Instruction:
Print the data that follows exactly.

Data:
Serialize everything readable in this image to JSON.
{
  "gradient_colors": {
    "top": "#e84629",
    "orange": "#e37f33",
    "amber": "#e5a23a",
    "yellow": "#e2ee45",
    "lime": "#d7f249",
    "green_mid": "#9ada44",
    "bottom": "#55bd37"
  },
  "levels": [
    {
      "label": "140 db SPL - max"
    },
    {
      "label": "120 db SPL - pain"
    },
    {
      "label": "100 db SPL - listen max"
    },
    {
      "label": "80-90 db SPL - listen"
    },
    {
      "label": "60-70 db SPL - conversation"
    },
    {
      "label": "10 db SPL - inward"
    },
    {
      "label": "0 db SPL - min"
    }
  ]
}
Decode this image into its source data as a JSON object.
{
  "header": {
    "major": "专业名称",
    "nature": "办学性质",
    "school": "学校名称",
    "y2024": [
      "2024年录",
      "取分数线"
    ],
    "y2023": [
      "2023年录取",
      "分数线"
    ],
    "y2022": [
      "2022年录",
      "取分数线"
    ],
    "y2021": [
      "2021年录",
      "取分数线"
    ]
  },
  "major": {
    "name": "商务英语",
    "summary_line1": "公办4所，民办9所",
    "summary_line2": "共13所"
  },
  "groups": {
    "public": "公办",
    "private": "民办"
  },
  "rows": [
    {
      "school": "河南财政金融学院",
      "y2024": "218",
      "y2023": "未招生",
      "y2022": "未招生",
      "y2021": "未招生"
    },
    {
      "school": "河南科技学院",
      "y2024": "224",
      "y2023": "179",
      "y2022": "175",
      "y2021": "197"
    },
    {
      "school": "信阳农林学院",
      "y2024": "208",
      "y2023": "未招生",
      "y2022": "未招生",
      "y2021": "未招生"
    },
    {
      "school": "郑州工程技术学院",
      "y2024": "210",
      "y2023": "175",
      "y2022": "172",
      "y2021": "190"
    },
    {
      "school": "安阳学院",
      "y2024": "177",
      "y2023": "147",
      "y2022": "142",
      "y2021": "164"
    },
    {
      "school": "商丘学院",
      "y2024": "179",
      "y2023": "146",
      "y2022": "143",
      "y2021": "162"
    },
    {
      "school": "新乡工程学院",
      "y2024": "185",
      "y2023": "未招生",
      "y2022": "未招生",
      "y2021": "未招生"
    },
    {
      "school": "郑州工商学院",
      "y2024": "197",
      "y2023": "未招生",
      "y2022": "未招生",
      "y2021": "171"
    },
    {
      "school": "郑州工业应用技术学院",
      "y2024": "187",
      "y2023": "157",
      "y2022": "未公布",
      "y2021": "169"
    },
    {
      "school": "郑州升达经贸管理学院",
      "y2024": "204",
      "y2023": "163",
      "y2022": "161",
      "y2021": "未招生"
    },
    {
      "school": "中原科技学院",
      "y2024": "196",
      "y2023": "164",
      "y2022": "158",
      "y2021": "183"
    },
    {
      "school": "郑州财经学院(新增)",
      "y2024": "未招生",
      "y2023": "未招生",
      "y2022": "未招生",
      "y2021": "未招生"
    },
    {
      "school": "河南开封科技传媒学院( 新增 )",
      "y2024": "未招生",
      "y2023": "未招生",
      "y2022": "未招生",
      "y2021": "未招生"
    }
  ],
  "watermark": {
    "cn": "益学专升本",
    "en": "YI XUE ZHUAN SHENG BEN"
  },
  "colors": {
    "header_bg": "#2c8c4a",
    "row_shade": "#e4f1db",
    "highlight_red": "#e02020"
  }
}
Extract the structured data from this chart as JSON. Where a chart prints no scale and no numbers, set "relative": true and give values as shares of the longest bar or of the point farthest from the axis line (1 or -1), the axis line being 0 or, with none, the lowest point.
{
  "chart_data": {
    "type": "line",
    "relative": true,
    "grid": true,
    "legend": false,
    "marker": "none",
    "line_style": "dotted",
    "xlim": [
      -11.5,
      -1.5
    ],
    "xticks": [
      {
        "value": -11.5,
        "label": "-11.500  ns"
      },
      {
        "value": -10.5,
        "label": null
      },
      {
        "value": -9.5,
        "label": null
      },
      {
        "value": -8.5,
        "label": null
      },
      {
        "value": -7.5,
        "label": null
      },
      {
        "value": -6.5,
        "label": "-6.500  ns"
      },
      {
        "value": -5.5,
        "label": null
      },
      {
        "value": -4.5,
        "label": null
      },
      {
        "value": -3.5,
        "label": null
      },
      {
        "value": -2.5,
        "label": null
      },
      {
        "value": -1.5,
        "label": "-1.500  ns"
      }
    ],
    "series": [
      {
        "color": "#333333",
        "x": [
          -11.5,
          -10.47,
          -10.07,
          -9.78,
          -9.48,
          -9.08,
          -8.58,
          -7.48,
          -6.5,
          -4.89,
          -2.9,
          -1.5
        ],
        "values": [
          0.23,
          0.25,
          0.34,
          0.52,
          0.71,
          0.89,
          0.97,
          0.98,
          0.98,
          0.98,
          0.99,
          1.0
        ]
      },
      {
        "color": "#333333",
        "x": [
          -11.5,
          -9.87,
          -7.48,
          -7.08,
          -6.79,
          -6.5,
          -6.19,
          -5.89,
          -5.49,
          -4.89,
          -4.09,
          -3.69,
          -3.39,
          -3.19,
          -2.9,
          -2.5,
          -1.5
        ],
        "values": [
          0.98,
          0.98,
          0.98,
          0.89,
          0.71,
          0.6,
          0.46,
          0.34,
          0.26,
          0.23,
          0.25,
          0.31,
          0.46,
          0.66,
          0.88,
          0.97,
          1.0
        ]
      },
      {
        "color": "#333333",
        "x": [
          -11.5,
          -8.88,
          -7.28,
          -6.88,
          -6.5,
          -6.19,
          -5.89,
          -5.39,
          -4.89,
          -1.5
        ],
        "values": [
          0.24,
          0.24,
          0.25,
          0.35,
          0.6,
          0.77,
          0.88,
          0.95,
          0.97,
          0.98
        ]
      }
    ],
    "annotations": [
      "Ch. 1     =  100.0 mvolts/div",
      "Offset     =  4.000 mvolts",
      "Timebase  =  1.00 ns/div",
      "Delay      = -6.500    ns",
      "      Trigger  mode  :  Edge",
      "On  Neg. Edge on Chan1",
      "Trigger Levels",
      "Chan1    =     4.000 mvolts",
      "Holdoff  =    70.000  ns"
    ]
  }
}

Output of the task:
Serialize everything readable in this image to JSON.
{
  "gradient_colors": {
    "top": "#e84629",
    "orange": "#e37f33",
    "amber": "#e5a23a",
    "yellow": "#e2ee45",
    "lime": "#d7f249",
    "green_mid": "#9ada44",
    "bottom": "#55bd37"
  },
  "levels": [
    {
      "label": "140 db SPL - max"
    },
    {
      "label": "120 db SPL - pain"
    },
    {
      "label": "100 db SPL - listen max"
    },
    {
      "label": "80-90 db SPL - listen"
    },
    {
      "label": "60-70 db SPL - conversation"
    },
    {
      "label": "10 db SPL - inward"
    },
    {
      "label": "0 db SPL - min"
    }
  ]
}
Decode this image into its source data as a JSON object.
{
  "header": {
    "major": "专业名称",
    "nature": "办学性质",
    "school": "学校名称",
    "y2024": [
      "2024年录",
      "取分数线"
    ],
    "y2023": [
      "2023年录取",
      "分数线"
    ],
    "y2022": [
      "2022年录",
      "取分数线"
    ],
    "y2021": [
      "2021年录",
      "取分数线"
    ]
  },
  "major": {
    "name": "商务英语",
    "summary_line1": "公办4所，民办9所",
    "summary_line2": "共13所"
  },
  "groups": {
    "public": "公办",
    "private": "民办"
  },
  "rows": [
    {
      "school": "河南财政金融学院",
      "y2024": "218",
      "y2023": "未招生",
      "y2022": "未招生",
      "y2021": "未招生"
    },
    {
      "school": "河南科技学院",
      "y2024": "224",
      "y2023": "179",
      "y2022": "175",
      "y2021": "197"
    },
    {
      "school": "信阳农林学院",
      "y2024": "208",
      "y2023": "未招生",
      "y2022": "未招生",
      "y2021": "未招生"
    },
    {
      "school": "郑州工程技术学院",
      "y2024": "210",
      "y2023": "175",
      "y2022": "172",
      "y2021": "190"
    },
    {
      "school": "安阳学院",
      "y2024": "177",
      "y2023": "147",
      "y2022": "142",
      "y2021": "164"
    },
    {
      "school": "商丘学院",
      "y2024": "179",
      "y2023": "146",
      "y2022": "143",
      "y2021": "162"
    },
    {
      "school": "新乡工程学院",
      "y2024": "185",
      "y2023": "未招生",
      "y2022": "未招生",
      "y2021": "未招生"
    },
    {
      "school": "郑州工商学院",
      "y2024": "197",
      "y2023": "未招生",
      "y2022": "未招生",
      "y2021": "171"
    },
    {
      "school": "郑州工业应用技术学院",
      "y2024": "187",
      "y2023": "157",
      "y2022": "未公布",
      "y2021": "169"
    },
    {
      "school": "郑州升达经贸管理学院",
      "y2024": "204",
      "y2023": "163",
      "y2022": "161",
      "y2021": "未招生"
    },
    {
      "school": "中原科技学院",
      "y2024": "196",
      "y2023": "164",
      "y2022": "158",
      "y2021": "183"
    },
    {
      "school": "郑州财经学院(新增)",
      "y2024": "未招生",
      "y2023": "未招生",
      "y2022": "未招生",
      "y2021": "未招生"
    },
    {
      "school": "河南开封科技传媒学院( 新增 )",
      "y2024": "未招生",
      "y2023": "未招生",
      "y2022": "未招生",
      "y2021": "未招生"
    }
  ],
  "watermark": {
    "cn": "益学专升本",
    "en": "YI XUE ZHUAN SHENG BEN"
  },
  "colors": {
    "header_bg": "#2c8c4a",
    "row_shade": "#e4f1db",
    "highlight_red": "#e02020"
  }
}
Extract the structured data from this chart as JSON. Where a chart prints no scale and no numbers, set "relative": true and give values as shares of the longest bar or of the point farthest from the axis line (1 or -1), the axis line being 0 or, with none, the lowest point.
{
  "chart_data": {
    "type": "line",
    "relative": true,
    "grid": true,
    "legend": false,
    "marker": "none",
    "line_style": "dotted",
    "xlim": [
      -11.5,
      -1.5
    ],
    "xticks": [
      {
        "value": -11.5,
        "label": "-11.500  ns"
      },
      {
        "value": -10.5,
        "label": null
      },
      {
        "value": -9.5,
        "label": null
      },
      {
        "value": -8.5,
        "label": null
      },
      {
        "value": -7.5,
        "label": null
      },
      {
        "value": -6.5,
        "label": "-6.500  ns"
      },
      {
        "value": -5.5,
        "label": null
      },
      {
        "value": -4.5,
        "label": null
      },
      {
        "value": -3.5,
        "label": null
      },
      {
        "value": -2.5,
        "label": null
      },
      {
        "value": -1.5,
        "label": "-1.500  ns"
      }
    ],
    "series": [
      {
        "color": "#333333",
        "x": [
          -11.5,
          -10.47,
          -10.07,
          -9.78,
          -9.48,
          -9.08,
          -8.58,
          -7.48,
          -6.5,
          -4.89,
          -2.9,
          -1.5
        ],
        "values": [
          0.23,
          0.25,
          0.34,
          0.52,
          0.71,
          0.89,
          0.97,
          0.98,
          0.98,
          0.98,
          0.99,
          1.0
        ]
      },
      {
        "color": "#333333",
        "x": [
          -11.5,
          -9.87,
          -7.48,
          -7.08,
          -6.79,
          -6.5,
          -6.19,
          -5.89,
          -5.49,
          -4.89,
          -4.09,
          -3.69,
          -3.39,
          -3.19,
          -2.9,
          -2.5,
          -1.5
        ],
        "values": [
          0.98,
          0.98,
          0.98,
          0.89,
          0.71,
          0.6,
          0.46,
          0.34,
          0.26,
          0.23,
          0.25,
          0.31,
          0.46,
          0.66,
          0.88,
          0.97,
          1.0
        ]
      },
      {
        "color": "#333333",
        "x": [
          -11.5,
          -8.88,
          -7.28,
          -6.88,
          -6.5,
          -6.19,
          -5.89,
          -5.39,
          -4.89,
          -1.5
        ],
        "values": [
          0.24,
          0.24,
          0.25,
          0.35,
          0.6,
          0.77,
          0.88,
          0.95,
          0.97,
          0.98
        ]
      }
    ],
    "annotations": [
      "Ch. 1     =  100.0 mvolts/div",
      "Offset     =  4.000 mvolts",
      "Timebase  =  1.00 ns/div",
      "Delay      = -6.500    ns",
      "      Trigger  mode  :  Edge",
      "On  Neg. Edge on Chan1",
      "Trigger Levels",
      "Chan1    =     4.000 mvolts",
      "Holdoff  =    70.000  ns"
    ]
  }
}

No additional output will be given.